### Requirement
Return a copy of each line that holds the string "value".

━━ Material for this exercise ━━

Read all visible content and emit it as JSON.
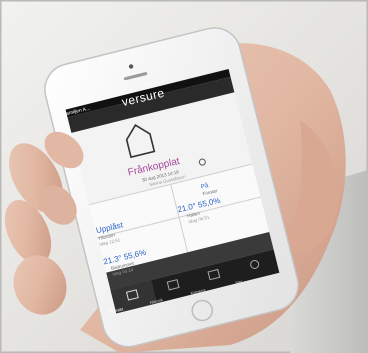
{
  "status_bar": {
    "carrier": "Ingen service",
    "time": "13:39"
  },
  "app_bar": {
    "back_label": "Familjen A...",
    "logo_text": "versure"
  },
  "home": {
    "status_title": "Frånkopplat",
    "status_date": "30 aug 2013 14:19",
    "status_user": "Sanna Gustafsson"
  },
  "lights": {
    "state": "På",
    "label": "Fönster"
  },
  "tiles": {
    "locked": {
      "value": "Upplåst",
      "label": "Ytterdörr",
      "date": "Idag 12:51"
    },
    "hall": {
      "value": "21.0° 55,0%",
      "label": "Hallen",
      "date": "Idag 06:51"
    },
    "bath": {
      "value": "21.3° 55,6%",
      "label": "Badrummet",
      "date": "Idag 06:24"
    }
  },
  "tabbar": {
    "items": [
      {
        "label": "Översikt"
      },
      {
        "label": "Historik"
      },
      {
        "label": "Kameror"
      },
      {
        "label": "Mer"
      }
    ]
  },
  "colors": {
    "accent_purple": "#a64a9a",
    "accent_blue": "#2a63c8",
    "app_bar": "#2a2a2a"
  }
}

━━━

### Solved problem
      "value": "Upplåst",
      "value": "21.0° 55,0%",
      "value": "21.3° 55,6%",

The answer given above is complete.